Go through each line of the records below and count those with the word "Skills"; give only the total.

#### Source data ####

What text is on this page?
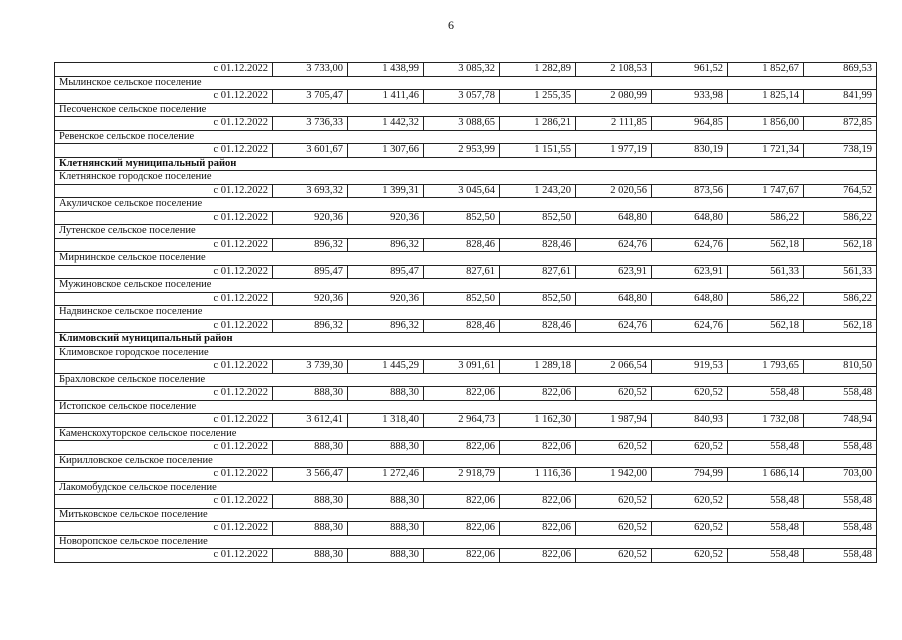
6
с 01.12.2022	3 733,00	1 438,99	3 085,32	1 282,89	2 108,53	961,52	1 852,67	869,53
Мылинское сельское поселение								
с 01.12.2022	3 705,47	1 411,46	3 057,78	1 255,35	2 080,99	933,98	1 825,14	841,99
Песоченское сельское поселение								
с 01.12.2022	3 736,33	1 442,32	3 088,65	1 286,21	2 111,85	964,85	1 856,00	872,85
Ревенское сельское поселение								
с 01.12.2022	3 601,67	1 307,66	2 953,99	1 151,55	1 977,19	830,19	1 721,34	738,19
Клетнянский муниципальный район								
Клетнянское городское поселение								
с 01.12.2022	3 693,32	1 399,31	3 045,64	1 243,20	2 020,56	873,56	1 747,67	764,52
Акуличское сельское поселение								
с 01.12.2022	920,36	920,36	852,50	852,50	648,80	648,80	586,22	586,22
Лутенское сельское поселение								
с 01.12.2022	896,32	896,32	828,46	828,46	624,76	624,76	562,18	562,18
Мирнинское сельское поселение								
с 01.12.2022	895,47	895,47	827,61	827,61	623,91	623,91	561,33	561,33
Мужиновское сельское поселение								
с 01.12.2022	920,36	920,36	852,50	852,50	648,80	648,80	586,22	586,22
Надвинское сельское поселение								
с 01.12.2022	896,32	896,32	828,46	828,46	624,76	624,76	562,18	562,18
Климовский муниципальный район								
Климовское городское поселение								
с 01.12.2022	3 739,30	1 445,29	3 091,61	1 289,18	2 066,54	919,53	1 793,65	810,50
Брахловское сельское поселение								
с 01.12.2022	888,30	888,30	822,06	822,06	620,52	620,52	558,48	558,48
Истопское сельское поселение								
с 01.12.2022	3 612,41	1 318,40	2 964,73	1 162,30	1 987,94	840,93	1 732,08	748,94
Каменскохуторское сельское поселение								
с 01.12.2022	888,30	888,30	822,06	822,06	620,52	620,52	558,48	558,48
Кирилловское сельское поселение								
с 01.12.2022	3 566,47	1 272,46	2 918,79	1 116,36	1 942,00	794,99	1 686,14	703,00
Лакомобудское сельское поселение								
с 01.12.2022	888,30	888,30	822,06	822,06	620,52	620,52	558,48	558,48
Митьковское сельское поселение								
с 01.12.2022	888,30	888,30	822,06	822,06	620,52	620,52	558,48	558,48
Новоропское сельское поселение								
с 01.12.2022	888,30	888,30	822,06	822,06	620,52	620,52	558,48	558,48
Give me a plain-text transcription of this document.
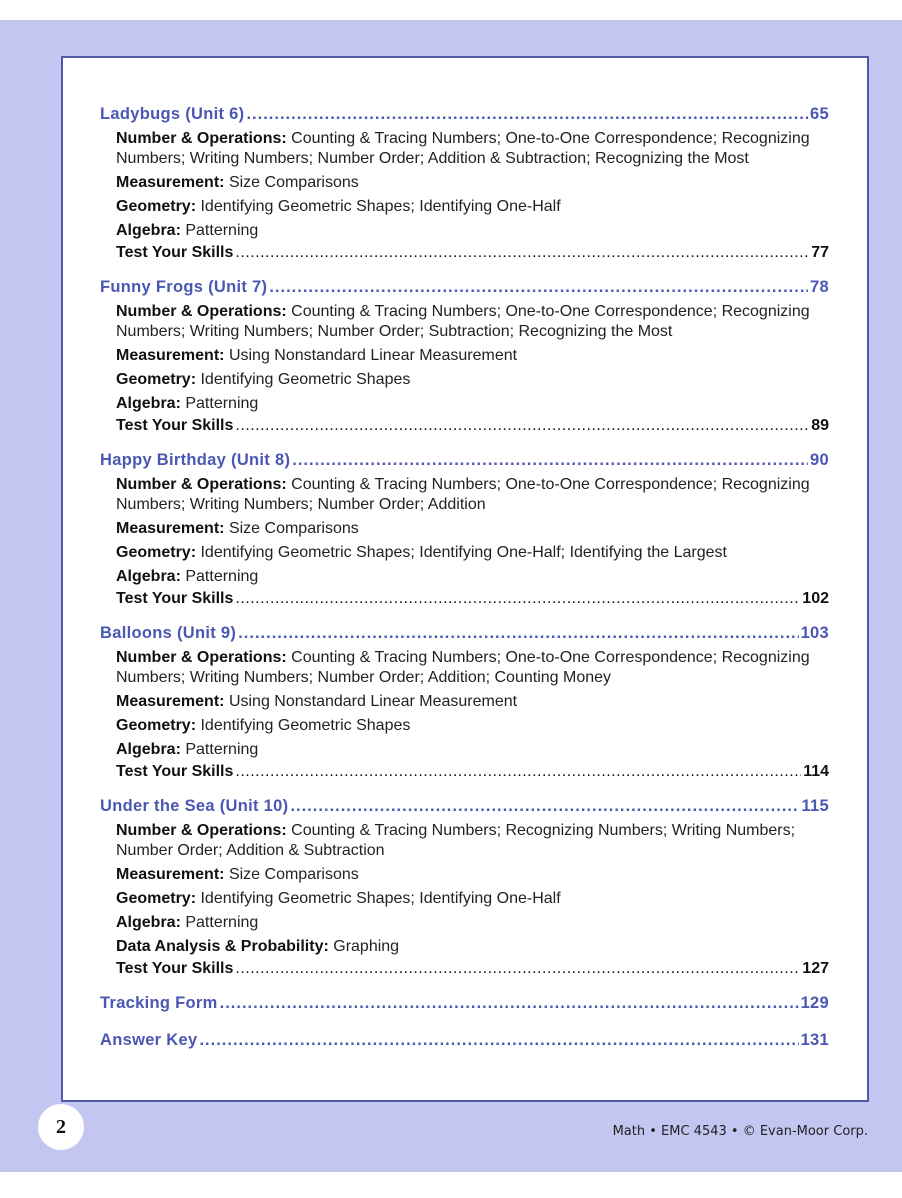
Ladybugs (Unit 6) .....	65
Number & Operations: Counting & Tracing Numbers; One-to-One Correspondence; Recognizing Numbers; Writing Numbers; Number Order; Addition & Subtraction; Recognizing the Most
Measurement: Size Comparisons
Geometry: Identifying Geometric Shapes; Identifying One-Half
Algebra: Patterning
Test Your Skills .....	77
Funny Frogs (Unit 7) .....	78
Number & Operations: Counting & Tracing Numbers; One-to-One Correspondence; Recognizing Numbers; Writing Numbers; Number Order; Subtraction; Recognizing the Most
Measurement: Using Nonstandard Linear Measurement
Geometry: Identifying Geometric Shapes
Algebra: Patterning
Test Your Skills .....	89
Happy Birthday (Unit 8) .....	90
Number & Operations: Counting & Tracing Numbers; One-to-One Correspondence; Recognizing Numbers; Writing Numbers; Number Order; Addition
Measurement: Size Comparisons
Geometry: Identifying Geometric Shapes; Identifying One-Half; Identifying the Largest
Algebra: Patterning
Test Your Skills .....	102
Balloons (Unit 9) .....	103
Number & Operations: Counting & Tracing Numbers; One-to-One Correspondence; Recognizing Numbers; Writing Numbers; Number Order; Addition; Counting Money
Measurement: Using Nonstandard Linear Measurement
Geometry: Identifying Geometric Shapes
Algebra: Patterning
Test Your Skills .....	114
Under the Sea (Unit 10) .....	115
Number & Operations: Counting & Tracing Numbers; Recognizing Numbers; Writing Numbers; Number Order; Addition & Subtraction
Measurement: Size Comparisons
Geometry: Identifying Geometric Shapes; Identifying One-Half
Algebra: Patterning
Data Analysis & Probability: Graphing
Test Your Skills .....	127
Tracking Form .....	129
Answer Key .....	131
2	Math • EMC 4543 • © Evan-Moor Corp.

####

> **The solution**
5